TASK BRIEF. Find the word "Minimum" in the listing; pull out each line holding it.

EXERCISE INPUT.
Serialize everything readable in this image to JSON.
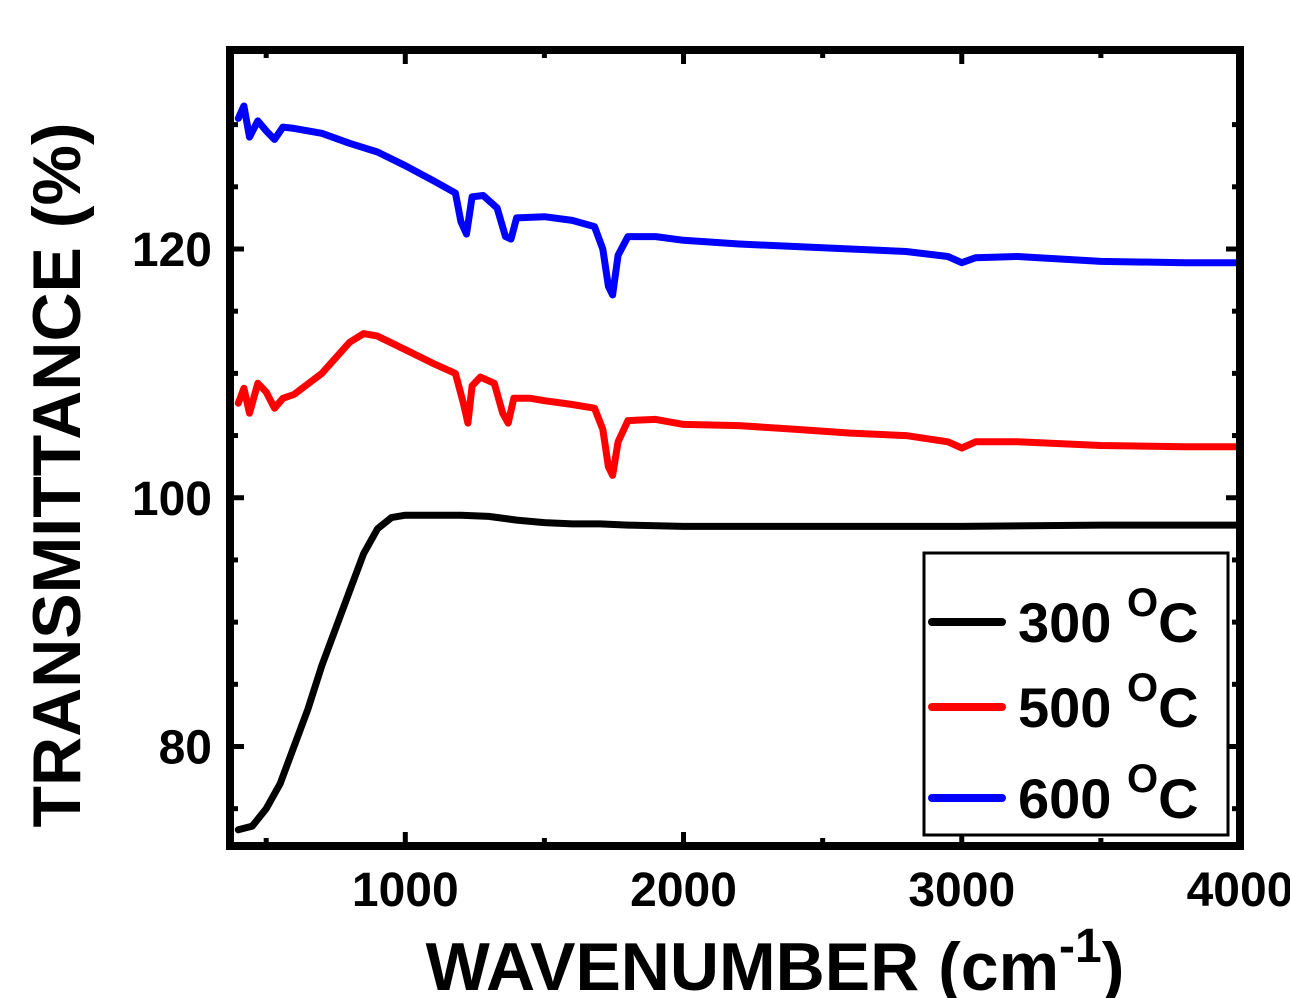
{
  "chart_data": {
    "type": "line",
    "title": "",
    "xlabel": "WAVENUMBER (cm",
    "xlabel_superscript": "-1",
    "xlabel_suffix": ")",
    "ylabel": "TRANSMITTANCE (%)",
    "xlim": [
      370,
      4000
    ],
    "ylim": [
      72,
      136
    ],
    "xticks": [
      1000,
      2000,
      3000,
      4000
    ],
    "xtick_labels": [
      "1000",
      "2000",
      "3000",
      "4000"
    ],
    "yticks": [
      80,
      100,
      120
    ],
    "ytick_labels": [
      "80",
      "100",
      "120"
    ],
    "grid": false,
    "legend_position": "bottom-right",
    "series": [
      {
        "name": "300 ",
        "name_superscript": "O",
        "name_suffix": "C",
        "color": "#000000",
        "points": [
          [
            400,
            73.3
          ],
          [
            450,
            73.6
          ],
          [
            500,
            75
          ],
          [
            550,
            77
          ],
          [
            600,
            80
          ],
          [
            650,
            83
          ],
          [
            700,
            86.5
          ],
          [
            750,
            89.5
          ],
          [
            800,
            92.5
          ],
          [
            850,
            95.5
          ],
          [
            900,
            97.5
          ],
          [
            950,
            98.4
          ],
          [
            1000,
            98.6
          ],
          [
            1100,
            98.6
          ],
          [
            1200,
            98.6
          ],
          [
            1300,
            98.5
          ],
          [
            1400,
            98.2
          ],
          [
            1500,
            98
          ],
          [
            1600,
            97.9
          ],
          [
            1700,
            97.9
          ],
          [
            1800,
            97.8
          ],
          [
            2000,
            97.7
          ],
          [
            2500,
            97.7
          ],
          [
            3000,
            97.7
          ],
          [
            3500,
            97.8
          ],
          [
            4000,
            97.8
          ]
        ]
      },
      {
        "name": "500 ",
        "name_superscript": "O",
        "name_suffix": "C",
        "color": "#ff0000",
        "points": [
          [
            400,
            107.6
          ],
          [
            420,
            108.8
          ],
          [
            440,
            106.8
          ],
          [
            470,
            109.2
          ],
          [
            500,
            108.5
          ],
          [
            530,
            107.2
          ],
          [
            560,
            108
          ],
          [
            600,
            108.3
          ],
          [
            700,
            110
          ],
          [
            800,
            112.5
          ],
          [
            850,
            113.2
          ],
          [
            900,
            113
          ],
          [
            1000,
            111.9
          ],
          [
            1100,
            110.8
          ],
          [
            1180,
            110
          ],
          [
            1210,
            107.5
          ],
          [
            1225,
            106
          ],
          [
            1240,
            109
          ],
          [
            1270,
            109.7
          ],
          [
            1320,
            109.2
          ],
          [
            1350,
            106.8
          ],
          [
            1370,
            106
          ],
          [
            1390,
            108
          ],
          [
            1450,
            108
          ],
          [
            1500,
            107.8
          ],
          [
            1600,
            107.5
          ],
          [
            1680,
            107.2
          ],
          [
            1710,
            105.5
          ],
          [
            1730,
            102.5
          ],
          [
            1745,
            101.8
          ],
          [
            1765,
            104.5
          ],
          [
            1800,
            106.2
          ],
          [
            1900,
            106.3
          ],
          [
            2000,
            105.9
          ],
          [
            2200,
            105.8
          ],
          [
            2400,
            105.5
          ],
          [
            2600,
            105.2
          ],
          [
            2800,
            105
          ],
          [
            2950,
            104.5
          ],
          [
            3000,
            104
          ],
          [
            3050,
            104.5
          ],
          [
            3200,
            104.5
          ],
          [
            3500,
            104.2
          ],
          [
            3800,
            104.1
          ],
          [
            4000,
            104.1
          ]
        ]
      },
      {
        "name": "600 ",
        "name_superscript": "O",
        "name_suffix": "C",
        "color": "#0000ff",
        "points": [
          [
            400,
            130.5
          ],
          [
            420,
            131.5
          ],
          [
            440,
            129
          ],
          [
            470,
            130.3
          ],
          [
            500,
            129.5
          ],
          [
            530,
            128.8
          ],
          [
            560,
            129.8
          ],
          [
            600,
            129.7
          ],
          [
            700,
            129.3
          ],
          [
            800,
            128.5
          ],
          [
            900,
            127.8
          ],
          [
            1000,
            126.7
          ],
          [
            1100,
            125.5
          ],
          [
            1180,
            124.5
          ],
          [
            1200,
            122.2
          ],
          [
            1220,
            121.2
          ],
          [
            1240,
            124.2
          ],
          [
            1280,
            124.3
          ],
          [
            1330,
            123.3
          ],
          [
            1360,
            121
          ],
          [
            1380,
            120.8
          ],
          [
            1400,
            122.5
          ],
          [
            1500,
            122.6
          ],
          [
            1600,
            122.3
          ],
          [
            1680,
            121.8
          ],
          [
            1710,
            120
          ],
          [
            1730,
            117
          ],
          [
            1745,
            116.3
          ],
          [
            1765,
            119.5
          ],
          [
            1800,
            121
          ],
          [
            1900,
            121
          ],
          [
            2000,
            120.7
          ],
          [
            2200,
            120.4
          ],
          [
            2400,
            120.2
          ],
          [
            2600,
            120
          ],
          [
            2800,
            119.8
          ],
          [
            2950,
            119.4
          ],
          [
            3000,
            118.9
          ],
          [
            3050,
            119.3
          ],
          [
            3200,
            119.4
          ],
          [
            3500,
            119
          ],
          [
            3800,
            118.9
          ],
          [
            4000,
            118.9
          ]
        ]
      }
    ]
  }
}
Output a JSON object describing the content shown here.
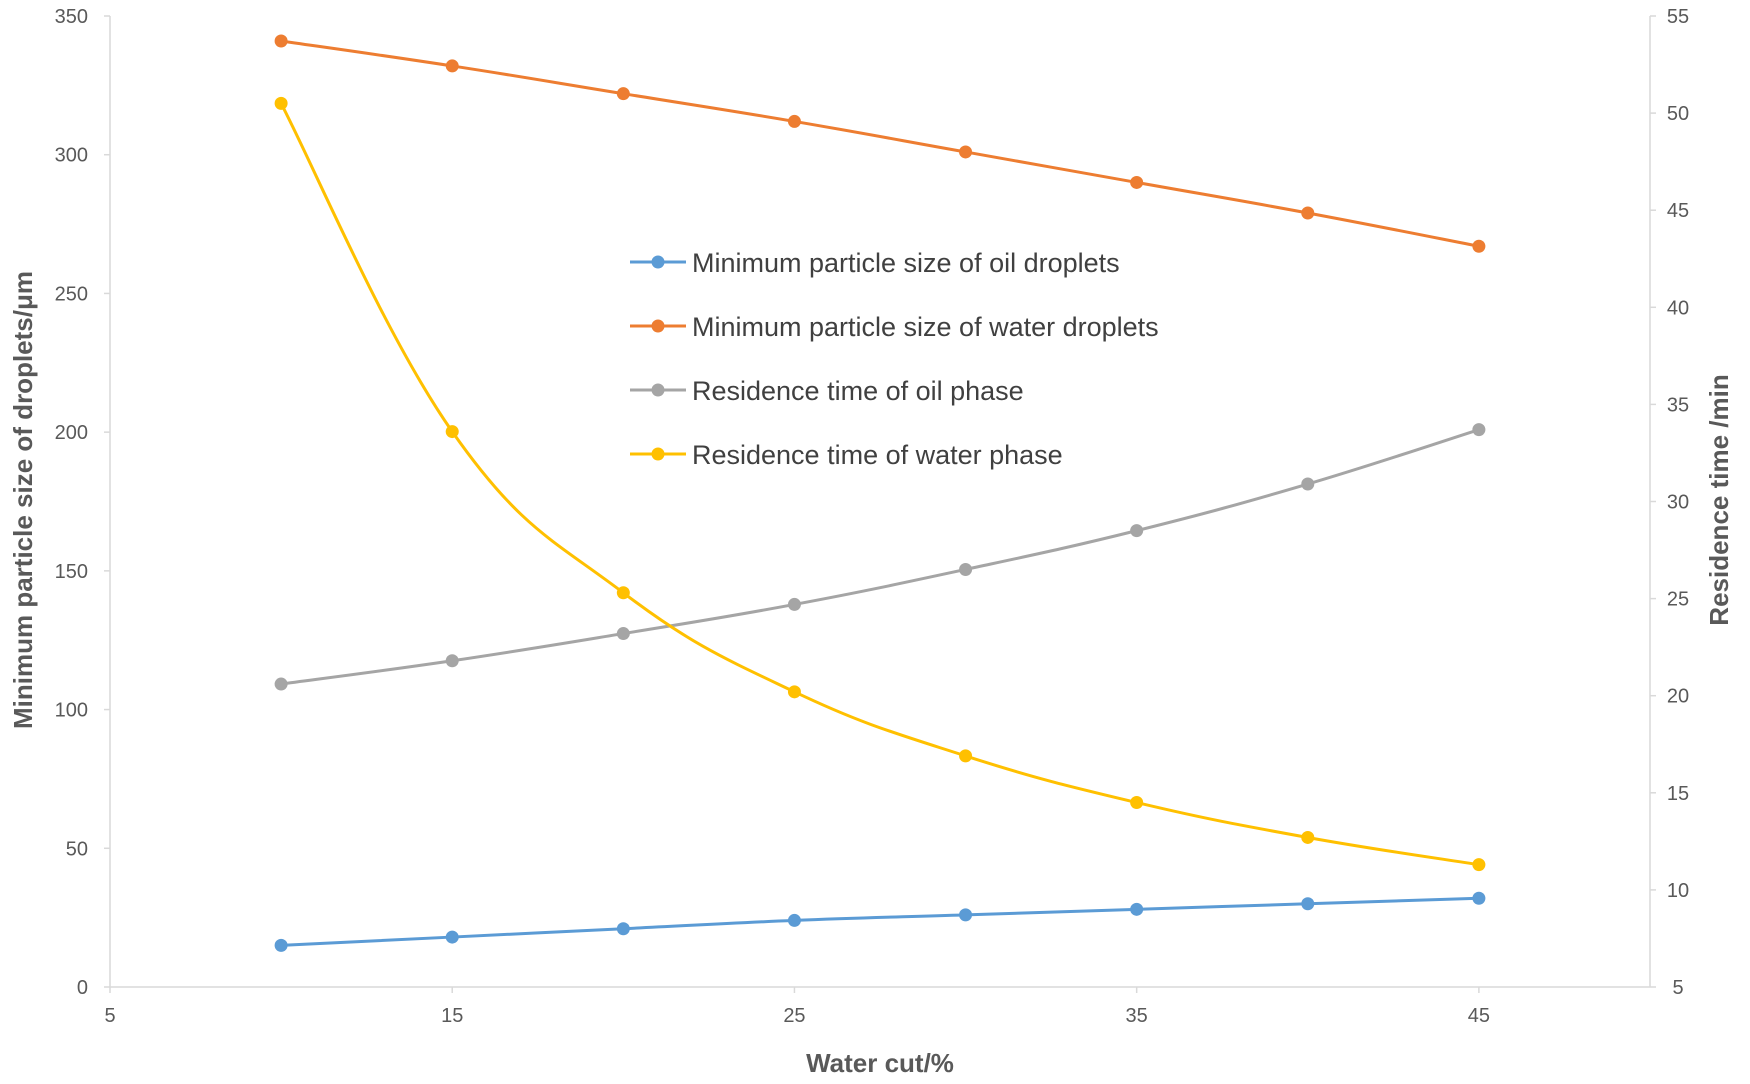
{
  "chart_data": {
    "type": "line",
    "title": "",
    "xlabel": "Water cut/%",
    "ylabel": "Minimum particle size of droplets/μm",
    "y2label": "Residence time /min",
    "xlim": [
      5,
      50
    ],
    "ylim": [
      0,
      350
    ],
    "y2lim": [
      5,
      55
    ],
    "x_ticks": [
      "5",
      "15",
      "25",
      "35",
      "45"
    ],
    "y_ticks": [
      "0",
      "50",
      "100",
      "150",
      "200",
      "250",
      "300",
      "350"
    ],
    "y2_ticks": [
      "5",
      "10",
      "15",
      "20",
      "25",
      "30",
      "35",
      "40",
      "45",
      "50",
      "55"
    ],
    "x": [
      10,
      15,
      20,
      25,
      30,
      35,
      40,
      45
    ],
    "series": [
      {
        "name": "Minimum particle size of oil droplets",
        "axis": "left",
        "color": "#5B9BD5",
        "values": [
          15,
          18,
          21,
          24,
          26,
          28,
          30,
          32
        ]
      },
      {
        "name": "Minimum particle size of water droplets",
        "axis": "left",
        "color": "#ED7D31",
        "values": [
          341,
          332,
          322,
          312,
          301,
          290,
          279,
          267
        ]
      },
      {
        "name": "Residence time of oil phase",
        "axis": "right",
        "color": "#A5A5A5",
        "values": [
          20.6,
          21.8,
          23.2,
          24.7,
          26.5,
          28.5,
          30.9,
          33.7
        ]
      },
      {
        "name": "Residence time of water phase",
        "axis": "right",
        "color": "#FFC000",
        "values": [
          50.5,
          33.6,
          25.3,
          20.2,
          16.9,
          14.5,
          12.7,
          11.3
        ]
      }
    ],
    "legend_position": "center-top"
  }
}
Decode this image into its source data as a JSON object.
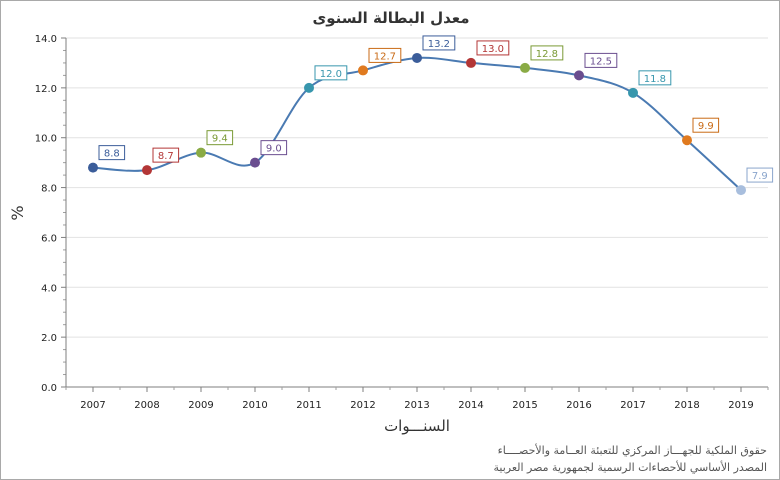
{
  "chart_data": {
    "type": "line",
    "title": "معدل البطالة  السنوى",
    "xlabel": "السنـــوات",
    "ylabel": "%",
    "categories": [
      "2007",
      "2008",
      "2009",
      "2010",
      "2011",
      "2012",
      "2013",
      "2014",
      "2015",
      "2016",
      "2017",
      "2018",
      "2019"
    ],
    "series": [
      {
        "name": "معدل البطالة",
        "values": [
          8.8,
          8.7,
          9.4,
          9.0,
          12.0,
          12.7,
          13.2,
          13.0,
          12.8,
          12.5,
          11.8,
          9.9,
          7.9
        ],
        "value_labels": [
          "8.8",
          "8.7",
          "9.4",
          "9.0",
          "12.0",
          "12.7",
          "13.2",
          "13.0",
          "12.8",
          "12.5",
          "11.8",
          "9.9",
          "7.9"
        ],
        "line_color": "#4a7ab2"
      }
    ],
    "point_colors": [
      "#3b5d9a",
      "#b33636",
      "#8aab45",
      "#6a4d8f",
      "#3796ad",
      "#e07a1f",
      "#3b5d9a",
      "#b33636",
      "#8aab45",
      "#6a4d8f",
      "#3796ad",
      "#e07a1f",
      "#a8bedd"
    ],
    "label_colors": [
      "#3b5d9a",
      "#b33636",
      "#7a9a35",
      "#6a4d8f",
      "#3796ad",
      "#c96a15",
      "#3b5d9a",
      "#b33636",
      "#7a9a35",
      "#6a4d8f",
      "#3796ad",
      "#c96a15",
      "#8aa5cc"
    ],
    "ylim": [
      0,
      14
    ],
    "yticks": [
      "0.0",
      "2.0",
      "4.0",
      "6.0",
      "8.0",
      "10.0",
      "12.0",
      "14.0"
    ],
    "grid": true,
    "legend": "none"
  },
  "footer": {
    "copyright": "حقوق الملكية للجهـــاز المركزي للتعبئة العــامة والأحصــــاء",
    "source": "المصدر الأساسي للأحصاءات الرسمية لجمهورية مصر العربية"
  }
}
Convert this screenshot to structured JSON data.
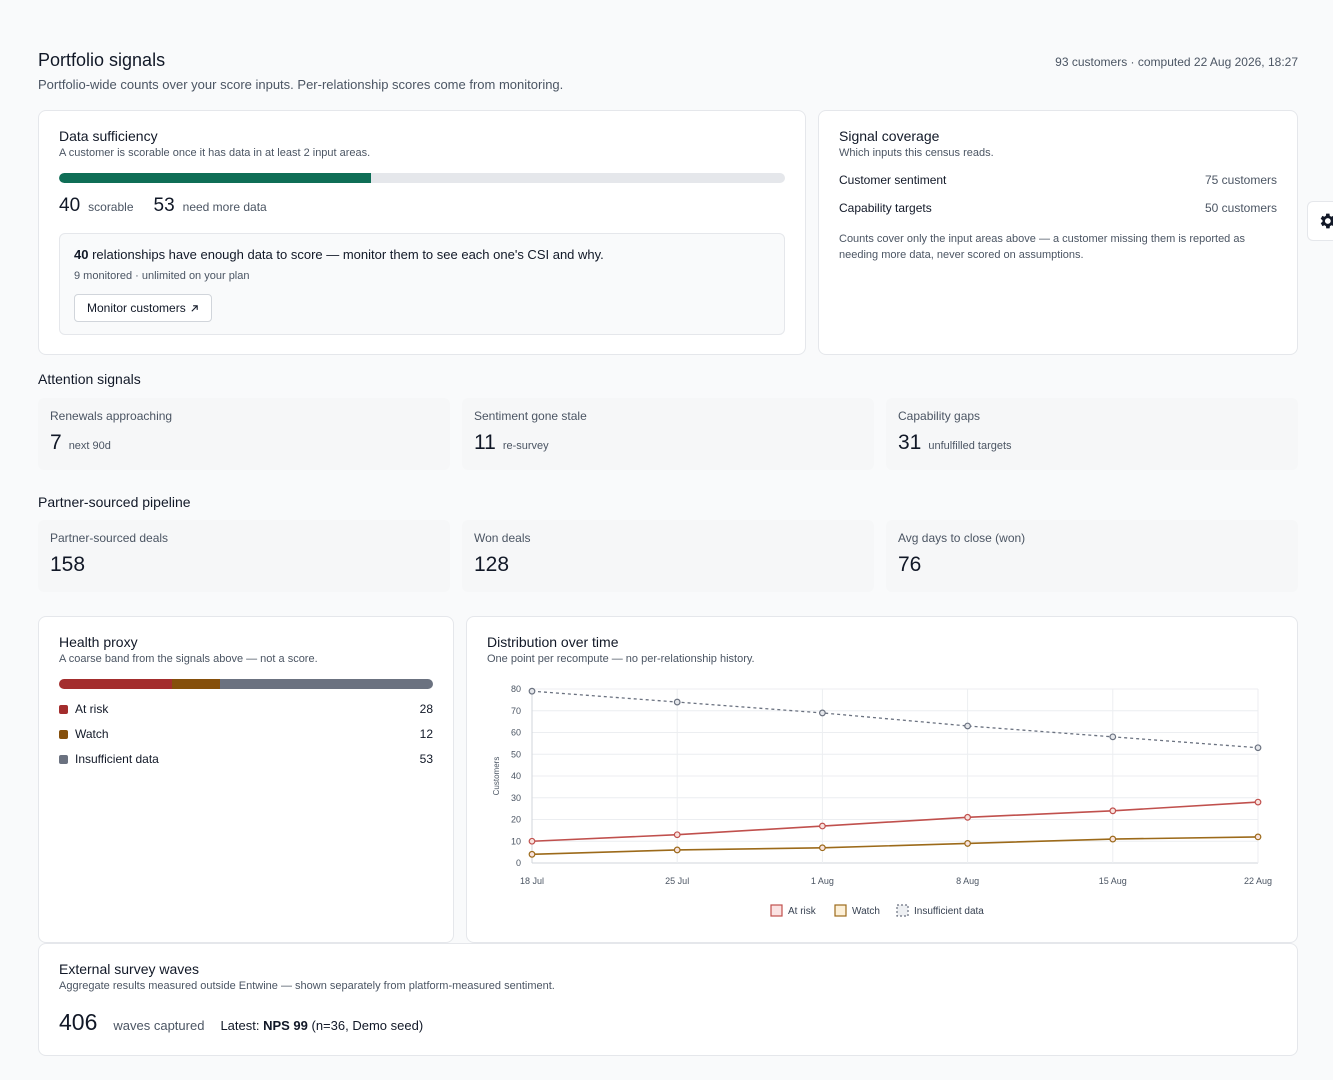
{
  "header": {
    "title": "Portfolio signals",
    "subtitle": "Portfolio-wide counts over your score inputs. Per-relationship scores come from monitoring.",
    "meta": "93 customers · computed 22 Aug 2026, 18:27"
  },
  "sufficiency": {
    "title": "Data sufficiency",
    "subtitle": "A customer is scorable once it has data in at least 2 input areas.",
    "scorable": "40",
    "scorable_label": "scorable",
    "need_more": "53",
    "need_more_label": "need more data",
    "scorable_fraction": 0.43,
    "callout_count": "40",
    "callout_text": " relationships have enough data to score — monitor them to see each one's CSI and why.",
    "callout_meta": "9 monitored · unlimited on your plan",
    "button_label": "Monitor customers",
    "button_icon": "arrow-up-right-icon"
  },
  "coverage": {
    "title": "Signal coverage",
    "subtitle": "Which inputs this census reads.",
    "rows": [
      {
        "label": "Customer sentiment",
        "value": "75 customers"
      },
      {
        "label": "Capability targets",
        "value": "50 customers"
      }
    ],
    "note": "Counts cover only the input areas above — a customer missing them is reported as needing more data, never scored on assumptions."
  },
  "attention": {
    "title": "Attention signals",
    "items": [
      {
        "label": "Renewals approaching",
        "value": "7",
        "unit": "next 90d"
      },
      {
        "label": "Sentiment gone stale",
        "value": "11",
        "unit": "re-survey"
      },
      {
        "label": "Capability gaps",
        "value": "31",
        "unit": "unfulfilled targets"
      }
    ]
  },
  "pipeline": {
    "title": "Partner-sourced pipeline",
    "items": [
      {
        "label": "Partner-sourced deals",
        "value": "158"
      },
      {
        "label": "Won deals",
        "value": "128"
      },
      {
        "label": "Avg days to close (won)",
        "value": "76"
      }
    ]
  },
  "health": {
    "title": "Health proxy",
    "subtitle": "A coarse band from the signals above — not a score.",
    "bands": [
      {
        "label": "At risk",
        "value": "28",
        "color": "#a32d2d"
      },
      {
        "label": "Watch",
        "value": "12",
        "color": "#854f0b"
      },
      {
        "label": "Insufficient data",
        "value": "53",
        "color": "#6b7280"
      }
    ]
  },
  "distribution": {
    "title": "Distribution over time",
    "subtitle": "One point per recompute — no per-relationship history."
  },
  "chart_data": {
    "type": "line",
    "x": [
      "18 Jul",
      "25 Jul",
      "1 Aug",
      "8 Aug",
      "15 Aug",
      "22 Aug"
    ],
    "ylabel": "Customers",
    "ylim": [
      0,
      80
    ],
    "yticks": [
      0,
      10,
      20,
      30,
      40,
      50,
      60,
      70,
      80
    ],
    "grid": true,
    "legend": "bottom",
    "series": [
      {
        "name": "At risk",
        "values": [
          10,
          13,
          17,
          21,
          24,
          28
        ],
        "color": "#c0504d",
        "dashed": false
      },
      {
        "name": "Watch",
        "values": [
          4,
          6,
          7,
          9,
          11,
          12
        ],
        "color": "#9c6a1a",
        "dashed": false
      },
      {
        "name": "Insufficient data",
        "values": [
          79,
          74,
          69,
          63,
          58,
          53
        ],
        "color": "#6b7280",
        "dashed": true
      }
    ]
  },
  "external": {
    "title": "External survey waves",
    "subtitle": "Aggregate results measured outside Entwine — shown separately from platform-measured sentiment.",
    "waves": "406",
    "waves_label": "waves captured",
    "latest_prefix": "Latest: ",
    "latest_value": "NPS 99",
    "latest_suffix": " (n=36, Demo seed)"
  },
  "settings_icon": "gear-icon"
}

RESULT BELOW.
    "ylabel": "Minimum particle size of droplets/μm",
        "name": "Minimum particle size of oil droplets",
        "name": "Minimum particle size of water droplets",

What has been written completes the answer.